== TEXT SECTION ==
────────

Plural sections may be selected from the original video.
[0243] Furthermore, if several kinds of the original videos are
present and identification information is individually added to the
videos, the original video identification information may be
described in place of the original video location information.
[0244] FIG. 31 explains an example in which a plurality of original
videos are summarized and displayed by using the frame information
added with the original video location information. In this
example, three videos are summarized to display one summarized
video. With respect to the video 2, in place of the whole section,
two sections 4301 and 4302 are taken out to handle the respective
videos. As the frame information, together with these original
video information, the frame location (4303 with respect to 4301)
of respective representative video is described as the video
location information while the display time (4304 with respect to
4301) is described as the display time information.
[0245] FIG. 32 explains another example in which a plurality of
original videos are summarized and displayed by using the frame
information added with the original video location information. In
this example, three videos are summarized to display one summarized
video. With respect to the video 2, in place of the whole section,
a portion of the section is taken out. A plurality of sections may
be taken out as described in FIG. 31. As the frame information,
together with these items of the original video information (for
example, the section information 4401 in addition to the video 2),
the storage location of respective representative video files 4402
is described as the video location information and the display time
4403 is described as display time information.
[0246] Addition of the original video location information to the
frame information which has been explained in these examples can be
applied completely in the same way to the case in which a set of
frames is used as video location information with the result that a
plurality of original videos are summarized and displayed.
[0247] FIG. 33 shows another data structure for describing the
frame information. In this data structure, in addition to the video
location information 101, the display time information 121 and the
original video information 3701 which has been already explained, a
motion information 4501 and interest region information 4502 are
added. The motion information 4501 describes a magnitude of a
motion (a scene change quantity) in a section (the section
described in the original video information) of the original video
corresponding to the frame information. The interest region
information 4502 refers to a description of the information which
should be particularly interested in the video which is described
in the video location information.

────────

== GIVEN INSTRUCTION 1 ==
Reproduce the passage on summarizing original videos word for word, from "[0244] FIG. 31" up to and including "the display time information.".
== GIVEN INSTRUCTION 2 ==
Decide whether each statement agrees with the passage on summarizing original videos. Answer yes or no, and quote the words from the passage that settle it. (a) In the FIG. 31 example, three videos are summarized to display one summarized video. (b) In the FIG. 32 example, the whole section of video 2 is used. (c) The data structure in FIG. 33 adds motion information and interest region information.
The records after this passage are not needed for anything here.

────────

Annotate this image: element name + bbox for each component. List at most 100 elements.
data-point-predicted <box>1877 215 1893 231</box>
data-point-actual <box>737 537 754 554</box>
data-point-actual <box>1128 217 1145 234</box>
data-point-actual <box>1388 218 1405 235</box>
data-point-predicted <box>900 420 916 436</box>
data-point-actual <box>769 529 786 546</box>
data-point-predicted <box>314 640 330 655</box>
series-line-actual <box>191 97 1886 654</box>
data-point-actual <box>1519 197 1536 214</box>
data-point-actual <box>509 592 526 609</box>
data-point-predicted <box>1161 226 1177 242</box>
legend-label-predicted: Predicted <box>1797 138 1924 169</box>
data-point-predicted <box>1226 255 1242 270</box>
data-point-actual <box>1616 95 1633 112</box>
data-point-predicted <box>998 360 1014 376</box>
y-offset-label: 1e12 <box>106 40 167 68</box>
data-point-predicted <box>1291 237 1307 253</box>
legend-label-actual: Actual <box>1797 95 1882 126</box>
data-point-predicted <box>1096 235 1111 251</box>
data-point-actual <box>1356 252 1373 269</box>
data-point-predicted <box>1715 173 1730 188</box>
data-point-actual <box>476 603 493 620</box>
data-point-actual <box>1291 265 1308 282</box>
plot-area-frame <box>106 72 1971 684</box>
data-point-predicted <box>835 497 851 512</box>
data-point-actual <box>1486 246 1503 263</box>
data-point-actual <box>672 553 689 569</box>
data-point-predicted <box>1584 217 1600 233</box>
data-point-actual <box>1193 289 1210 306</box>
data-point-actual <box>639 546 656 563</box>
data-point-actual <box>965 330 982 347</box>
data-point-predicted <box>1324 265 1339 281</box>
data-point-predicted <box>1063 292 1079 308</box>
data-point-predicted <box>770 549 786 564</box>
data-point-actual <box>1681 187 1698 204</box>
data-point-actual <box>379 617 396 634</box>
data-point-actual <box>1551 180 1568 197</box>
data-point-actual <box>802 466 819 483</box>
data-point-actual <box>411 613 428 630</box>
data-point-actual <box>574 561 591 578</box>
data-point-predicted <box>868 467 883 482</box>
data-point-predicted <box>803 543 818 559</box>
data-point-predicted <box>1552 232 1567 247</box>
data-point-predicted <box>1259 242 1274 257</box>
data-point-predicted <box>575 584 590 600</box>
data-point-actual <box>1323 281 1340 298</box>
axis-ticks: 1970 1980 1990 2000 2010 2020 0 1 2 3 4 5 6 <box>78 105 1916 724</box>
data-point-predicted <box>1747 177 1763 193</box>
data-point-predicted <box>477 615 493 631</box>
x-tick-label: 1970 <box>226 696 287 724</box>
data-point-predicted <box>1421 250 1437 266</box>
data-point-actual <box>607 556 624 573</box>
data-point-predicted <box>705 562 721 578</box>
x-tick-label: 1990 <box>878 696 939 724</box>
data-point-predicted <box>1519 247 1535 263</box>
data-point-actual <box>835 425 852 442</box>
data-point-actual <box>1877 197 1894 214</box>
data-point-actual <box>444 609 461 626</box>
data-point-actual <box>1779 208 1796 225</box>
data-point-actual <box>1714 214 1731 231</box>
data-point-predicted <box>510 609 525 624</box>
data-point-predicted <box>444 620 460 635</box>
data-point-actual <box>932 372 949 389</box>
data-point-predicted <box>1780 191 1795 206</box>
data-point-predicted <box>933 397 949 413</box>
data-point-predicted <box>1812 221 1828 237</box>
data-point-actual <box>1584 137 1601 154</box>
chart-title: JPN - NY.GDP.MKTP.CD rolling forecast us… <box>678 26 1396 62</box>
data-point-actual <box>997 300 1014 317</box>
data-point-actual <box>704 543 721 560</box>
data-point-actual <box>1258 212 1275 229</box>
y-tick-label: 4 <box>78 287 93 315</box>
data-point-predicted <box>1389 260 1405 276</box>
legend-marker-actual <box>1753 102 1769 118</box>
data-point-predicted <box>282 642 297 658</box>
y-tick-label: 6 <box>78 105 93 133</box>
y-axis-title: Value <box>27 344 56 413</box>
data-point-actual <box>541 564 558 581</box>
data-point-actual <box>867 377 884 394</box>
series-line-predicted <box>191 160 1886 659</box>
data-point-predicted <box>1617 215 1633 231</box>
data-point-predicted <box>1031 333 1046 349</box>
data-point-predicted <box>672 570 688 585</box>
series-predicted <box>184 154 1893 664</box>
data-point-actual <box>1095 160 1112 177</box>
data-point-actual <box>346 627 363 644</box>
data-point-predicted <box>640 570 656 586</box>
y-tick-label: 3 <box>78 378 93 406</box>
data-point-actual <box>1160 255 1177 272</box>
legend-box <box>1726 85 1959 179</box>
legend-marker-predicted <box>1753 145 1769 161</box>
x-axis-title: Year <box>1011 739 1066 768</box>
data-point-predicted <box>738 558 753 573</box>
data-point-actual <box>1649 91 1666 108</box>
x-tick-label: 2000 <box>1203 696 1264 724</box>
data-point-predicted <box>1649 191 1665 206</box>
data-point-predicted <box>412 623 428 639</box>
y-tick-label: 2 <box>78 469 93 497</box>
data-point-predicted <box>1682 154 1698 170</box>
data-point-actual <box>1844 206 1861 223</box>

────────

== EXERCISE RESULT 1 ==
[0244] FIG. 31 explains an example in which a plurality of original
videos are summarized and displayed by using the frame information
added with the original video location information. In this
example, three videos are summarized to display one summarized
video. With respect to the video 2, in place of the whole section,
two sections 4301 and 4302 are taken out to handle the respective
videos. As the frame information, together with these original
video information, the frame location (4303 with respect to 4301)
of respective representative video is described as the video
location information while the display time (4304 with respect to
4301) is described as the display time information.

== EXERCISE RESULT 2 ==
(a) Yes: "In this example, three videos are summarized to display one summarized video."
(b) No: "With respect to the video 2, in place of the whole section, a portion of the section is taken out."
(c) Yes: "a motion information 4501 and interest region information 4502 are added."